Excerpt from a dataset:
_ _ _ _
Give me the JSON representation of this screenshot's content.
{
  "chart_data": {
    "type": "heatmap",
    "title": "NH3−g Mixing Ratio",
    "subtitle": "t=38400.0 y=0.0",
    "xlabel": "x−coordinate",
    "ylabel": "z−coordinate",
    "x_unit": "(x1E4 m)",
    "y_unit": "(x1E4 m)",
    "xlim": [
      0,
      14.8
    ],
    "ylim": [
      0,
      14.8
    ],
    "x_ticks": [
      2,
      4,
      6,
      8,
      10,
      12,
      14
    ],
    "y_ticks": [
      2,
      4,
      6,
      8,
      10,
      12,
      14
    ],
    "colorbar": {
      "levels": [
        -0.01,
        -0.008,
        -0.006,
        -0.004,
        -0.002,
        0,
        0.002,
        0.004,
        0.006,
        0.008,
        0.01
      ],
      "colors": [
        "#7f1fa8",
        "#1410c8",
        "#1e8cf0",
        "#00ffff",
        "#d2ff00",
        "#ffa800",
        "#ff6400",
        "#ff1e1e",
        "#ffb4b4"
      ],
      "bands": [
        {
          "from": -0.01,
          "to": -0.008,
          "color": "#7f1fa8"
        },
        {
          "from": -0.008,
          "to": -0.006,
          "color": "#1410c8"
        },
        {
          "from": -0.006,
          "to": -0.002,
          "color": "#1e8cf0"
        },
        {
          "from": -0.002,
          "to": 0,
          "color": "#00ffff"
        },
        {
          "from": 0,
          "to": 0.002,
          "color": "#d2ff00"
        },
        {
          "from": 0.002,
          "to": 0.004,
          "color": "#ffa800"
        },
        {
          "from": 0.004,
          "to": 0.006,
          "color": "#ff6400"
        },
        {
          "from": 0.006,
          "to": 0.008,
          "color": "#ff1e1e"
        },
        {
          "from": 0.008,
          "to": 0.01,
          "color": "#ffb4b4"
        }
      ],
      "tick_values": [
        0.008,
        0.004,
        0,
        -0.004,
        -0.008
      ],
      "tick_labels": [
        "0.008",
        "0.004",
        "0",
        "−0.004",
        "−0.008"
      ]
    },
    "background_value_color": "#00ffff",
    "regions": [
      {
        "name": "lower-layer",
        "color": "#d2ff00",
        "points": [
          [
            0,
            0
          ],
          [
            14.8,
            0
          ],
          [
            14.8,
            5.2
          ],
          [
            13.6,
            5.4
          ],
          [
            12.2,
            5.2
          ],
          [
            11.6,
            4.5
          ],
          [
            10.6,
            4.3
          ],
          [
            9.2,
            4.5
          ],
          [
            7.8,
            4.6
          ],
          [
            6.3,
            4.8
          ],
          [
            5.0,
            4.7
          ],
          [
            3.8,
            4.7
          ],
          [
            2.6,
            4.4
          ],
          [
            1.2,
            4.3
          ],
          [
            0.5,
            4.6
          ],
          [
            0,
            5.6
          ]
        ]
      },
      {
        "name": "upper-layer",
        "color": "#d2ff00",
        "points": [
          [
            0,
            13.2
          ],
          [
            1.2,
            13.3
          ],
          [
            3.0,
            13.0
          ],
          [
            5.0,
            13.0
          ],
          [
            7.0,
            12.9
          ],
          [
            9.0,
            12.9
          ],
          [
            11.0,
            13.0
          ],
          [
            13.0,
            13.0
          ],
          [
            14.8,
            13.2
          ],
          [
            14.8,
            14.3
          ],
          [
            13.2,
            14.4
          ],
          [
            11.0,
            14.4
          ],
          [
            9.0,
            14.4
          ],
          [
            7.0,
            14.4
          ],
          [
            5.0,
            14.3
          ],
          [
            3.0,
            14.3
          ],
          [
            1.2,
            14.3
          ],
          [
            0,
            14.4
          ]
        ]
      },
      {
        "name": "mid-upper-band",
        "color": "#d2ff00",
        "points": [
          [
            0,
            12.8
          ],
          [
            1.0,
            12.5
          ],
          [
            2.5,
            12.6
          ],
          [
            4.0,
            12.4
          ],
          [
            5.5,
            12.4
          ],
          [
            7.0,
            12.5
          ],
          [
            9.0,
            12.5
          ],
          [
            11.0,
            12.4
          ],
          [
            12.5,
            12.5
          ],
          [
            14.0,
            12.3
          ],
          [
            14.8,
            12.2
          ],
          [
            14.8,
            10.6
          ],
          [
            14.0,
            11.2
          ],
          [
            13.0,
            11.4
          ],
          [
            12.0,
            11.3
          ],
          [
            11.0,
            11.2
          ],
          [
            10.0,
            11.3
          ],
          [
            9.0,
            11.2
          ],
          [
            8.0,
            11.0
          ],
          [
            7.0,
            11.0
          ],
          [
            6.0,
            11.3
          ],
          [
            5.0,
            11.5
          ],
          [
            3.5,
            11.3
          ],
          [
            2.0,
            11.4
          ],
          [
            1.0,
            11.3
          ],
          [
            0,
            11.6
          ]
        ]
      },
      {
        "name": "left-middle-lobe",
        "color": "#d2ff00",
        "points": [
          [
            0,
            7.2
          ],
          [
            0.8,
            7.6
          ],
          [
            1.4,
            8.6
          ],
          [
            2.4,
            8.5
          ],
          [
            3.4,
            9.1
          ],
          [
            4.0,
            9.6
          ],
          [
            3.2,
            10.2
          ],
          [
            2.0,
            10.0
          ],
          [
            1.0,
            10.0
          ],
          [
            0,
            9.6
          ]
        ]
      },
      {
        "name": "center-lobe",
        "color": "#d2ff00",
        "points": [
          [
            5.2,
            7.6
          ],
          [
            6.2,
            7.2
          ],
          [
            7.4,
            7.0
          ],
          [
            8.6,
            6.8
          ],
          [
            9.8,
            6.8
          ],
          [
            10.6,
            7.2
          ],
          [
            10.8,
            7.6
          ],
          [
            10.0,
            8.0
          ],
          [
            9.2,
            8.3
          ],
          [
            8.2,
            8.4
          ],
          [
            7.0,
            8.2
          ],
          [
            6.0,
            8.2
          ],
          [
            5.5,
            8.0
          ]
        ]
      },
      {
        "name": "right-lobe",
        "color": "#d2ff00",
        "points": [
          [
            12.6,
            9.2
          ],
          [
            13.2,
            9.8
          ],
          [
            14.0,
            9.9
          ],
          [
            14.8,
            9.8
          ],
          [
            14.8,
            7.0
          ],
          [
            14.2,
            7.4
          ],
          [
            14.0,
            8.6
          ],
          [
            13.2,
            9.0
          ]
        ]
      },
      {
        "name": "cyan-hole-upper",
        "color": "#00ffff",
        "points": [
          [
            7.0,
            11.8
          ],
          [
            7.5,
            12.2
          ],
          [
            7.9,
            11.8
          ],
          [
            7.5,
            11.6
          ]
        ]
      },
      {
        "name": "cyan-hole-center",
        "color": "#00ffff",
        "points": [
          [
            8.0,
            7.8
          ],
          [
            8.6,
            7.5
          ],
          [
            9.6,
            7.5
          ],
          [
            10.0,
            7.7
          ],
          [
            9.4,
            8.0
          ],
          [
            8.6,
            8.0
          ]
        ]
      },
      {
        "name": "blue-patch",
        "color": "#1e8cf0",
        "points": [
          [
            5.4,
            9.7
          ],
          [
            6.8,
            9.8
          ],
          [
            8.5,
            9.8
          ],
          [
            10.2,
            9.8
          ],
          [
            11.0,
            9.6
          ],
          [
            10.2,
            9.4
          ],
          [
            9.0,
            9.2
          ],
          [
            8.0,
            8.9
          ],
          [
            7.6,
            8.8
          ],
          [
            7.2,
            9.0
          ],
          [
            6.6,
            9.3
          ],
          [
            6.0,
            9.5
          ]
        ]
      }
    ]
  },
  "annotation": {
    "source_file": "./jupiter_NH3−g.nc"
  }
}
_ _ _ _
YOUR INSTRUCTIONS:
Give the records above again, word for word.

RIGHT ANSWER:
Give me the JSON representation of this screenshot's content.
{
  "chart_data": {
    "type": "heatmap",
    "title": "NH3−g Mixing Ratio",
    "subtitle": "t=38400.0 y=0.0",
    "xlabel": "x−coordinate",
    "ylabel": "z−coordinate",
    "x_unit": "(x1E4 m)",
    "y_unit": "(x1E4 m)",
    "xlim": [
      0,
      14.8
    ],
    "ylim": [
      0,
      14.8
    ],
    "x_ticks": [
      2,
      4,
      6,
      8,
      10,
      12,
      14
    ],
    "y_ticks": [
      2,
      4,
      6,
      8,
      10,
      12,
      14
    ],
    "colorbar": {
      "levels": [
        -0.01,
        -0.008,
        -0.006,
        -0.004,
        -0.002,
        0,
        0.002,
        0.004,
        0.006,
        0.008,
        0.01
      ],
      "colors": [
        "#7f1fa8",
        "#1410c8",
        "#1e8cf0",
        "#00ffff",
        "#d2ff00",
        "#ffa800",
        "#ff6400",
        "#ff1e1e",
        "#ffb4b4"
      ],
      "bands": [
        {
          "from": -0.01,
          "to": -0.008,
          "color": "#7f1fa8"
        },
        {
          "from": -0.008,
          "to": -0.006,
          "color": "#1410c8"
        },
        {
          "from": -0.006,
          "to": -0.002,
          "color": "#1e8cf0"
        },
        {
          "from": -0.002,
          "to": 0,
          "color": "#00ffff"
        },
        {
          "from": 0,
          "to": 0.002,
          "color": "#d2ff00"
        },
        {
          "from": 0.002,
          "to": 0.004,
          "color": "#ffa800"
        },
        {
          "from": 0.004,
          "to": 0.006,
          "color": "#ff6400"
        },
        {
          "from": 0.006,
          "to": 0.008,
          "color": "#ff1e1e"
        },
        {
          "from": 0.008,
          "to": 0.01,
          "color": "#ffb4b4"
        }
      ],
      "tick_values": [
        0.008,
        0.004,
        0,
        -0.004,
        -0.008
      ],
      "tick_labels": [
        "0.008",
        "0.004",
        "0",
        "−0.004",
        "−0.008"
      ]
    },
    "background_value_color": "#00ffff",
    "regions": [
      {
        "name": "lower-layer",
        "color": "#d2ff00",
        "points": [
          [
            0,
            0
          ],
          [
            14.8,
            0
          ],
          [
            14.8,
            5.2
          ],
          [
            13.6,
            5.4
          ],
          [
            12.2,
            5.2
          ],
          [
            11.6,
            4.5
          ],
          [
            10.6,
            4.3
          ],
          [
            9.2,
            4.5
          ],
          [
            7.8,
            4.6
          ],
          [
            6.3,
            4.8
          ],
          [
            5.0,
            4.7
          ],
          [
            3.8,
            4.7
          ],
          [
            2.6,
            4.4
          ],
          [
            1.2,
            4.3
          ],
          [
            0.5,
            4.6
          ],
          [
            0,
            5.6
          ]
        ]
      },
      {
        "name": "upper-layer",
        "color": "#d2ff00",
        "points": [
          [
            0,
            13.2
          ],
          [
            1.2,
            13.3
          ],
          [
            3.0,
            13.0
          ],
          [
            5.0,
            13.0
          ],
          [
            7.0,
            12.9
          ],
          [
            9.0,
            12.9
          ],
          [
            11.0,
            13.0
          ],
          [
            13.0,
            13.0
          ],
          [
            14.8,
            13.2
          ],
          [
            14.8,
            14.3
          ],
          [
            13.2,
            14.4
          ],
          [
            11.0,
            14.4
          ],
          [
            9.0,
            14.4
          ],
          [
            7.0,
            14.4
          ],
          [
            5.0,
            14.3
          ],
          [
            3.0,
            14.3
          ],
          [
            1.2,
            14.3
          ],
          [
            0,
            14.4
          ]
        ]
      },
      {
        "name": "mid-upper-band",
        "color": "#d2ff00",
        "points": [
          [
            0,
            12.8
          ],
          [
            1.0,
            12.5
          ],
          [
            2.5,
            12.6
          ],
          [
            4.0,
            12.4
          ],
          [
            5.5,
            12.4
          ],
          [
            7.0,
            12.5
          ],
          [
            9.0,
            12.5
          ],
          [
            11.0,
            12.4
          ],
          [
            12.5,
            12.5
          ],
          [
            14.0,
            12.3
          ],
          [
            14.8,
            12.2
          ],
          [
            14.8,
            10.6
          ],
          [
            14.0,
            11.2
          ],
          [
            13.0,
            11.4
          ],
          [
            12.0,
            11.3
          ],
          [
            11.0,
            11.2
          ],
          [
            10.0,
            11.3
          ],
          [
            9.0,
            11.2
          ],
          [
            8.0,
            11.0
          ],
          [
            7.0,
            11.0
          ],
          [
            6.0,
            11.3
          ],
          [
            5.0,
            11.5
          ],
          [
            3.5,
            11.3
          ],
          [
            2.0,
            11.4
          ],
          [
            1.0,
            11.3
          ],
          [
            0,
            11.6
          ]
        ]
      },
      {
        "name": "left-middle-lobe",
        "color": "#d2ff00",
        "points": [
          [
            0,
            7.2
          ],
          [
            0.8,
            7.6
          ],
          [
            1.4,
            8.6
          ],
          [
            2.4,
            8.5
          ],
          [
            3.4,
            9.1
          ],
          [
            4.0,
            9.6
          ],
          [
            3.2,
            10.2
          ],
          [
            2.0,
            10.0
          ],
          [
            1.0,
            10.0
          ],
          [
            0,
            9.6
          ]
        ]
      },
      {
        "name": "center-lobe",
        "color": "#d2ff00",
        "points": [
          [
            5.2,
            7.6
          ],
          [
            6.2,
            7.2
          ],
          [
            7.4,
            7.0
          ],
          [
            8.6,
            6.8
          ],
          [
            9.8,
            6.8
          ],
          [
            10.6,
            7.2
          ],
          [
            10.8,
            7.6
          ],
          [
            10.0,
            8.0
          ],
          [
            9.2,
            8.3
          ],
          [
            8.2,
            8.4
          ],
          [
            7.0,
            8.2
          ],
          [
            6.0,
            8.2
          ],
          [
            5.5,
            8.0
          ]
        ]
      },
      {
        "name": "right-lobe",
        "color": "#d2ff00",
        "points": [
          [
            12.6,
            9.2
          ],
          [
            13.2,
            9.8
          ],
          [
            14.0,
            9.9
          ],
          [
            14.8,
            9.8
          ],
          [
            14.8,
            7.0
          ],
          [
            14.2,
            7.4
          ],
          [
            14.0,
            8.6
          ],
          [
            13.2,
            9.0
          ]
        ]
      },
      {
        "name": "cyan-hole-upper",
        "color": "#00ffff",
        "points": [
          [
            7.0,
            11.8
          ],
          [
            7.5,
            12.2
          ],
          [
            7.9,
            11.8
          ],
          [
            7.5,
            11.6
          ]
        ]
      },
      {
        "name": "cyan-hole-center",
        "color": "#00ffff",
        "points": [
          [
            8.0,
            7.8
          ],
          [
            8.6,
            7.5
          ],
          [
            9.6,
            7.5
          ],
          [
            10.0,
            7.7
          ],
          [
            9.4,
            8.0
          ],
          [
            8.6,
            8.0
          ]
        ]
      },
      {
        "name": "blue-patch",
        "color": "#1e8cf0",
        "points": [
          [
            5.4,
            9.7
          ],
          [
            6.8,
            9.8
          ],
          [
            8.5,
            9.8
          ],
          [
            10.2,
            9.8
          ],
          [
            11.0,
            9.6
          ],
          [
            10.2,
            9.4
          ],
          [
            9.0,
            9.2
          ],
          [
            8.0,
            8.9
          ],
          [
            7.6,
            8.8
          ],
          [
            7.2,
            9.0
          ],
          [
            6.6,
            9.3
          ],
          [
            6.0,
            9.5
          ]
        ]
      }
    ]
  },
  "annotation": {
    "source_file": "./jupiter_NH3−g.nc"
  }
}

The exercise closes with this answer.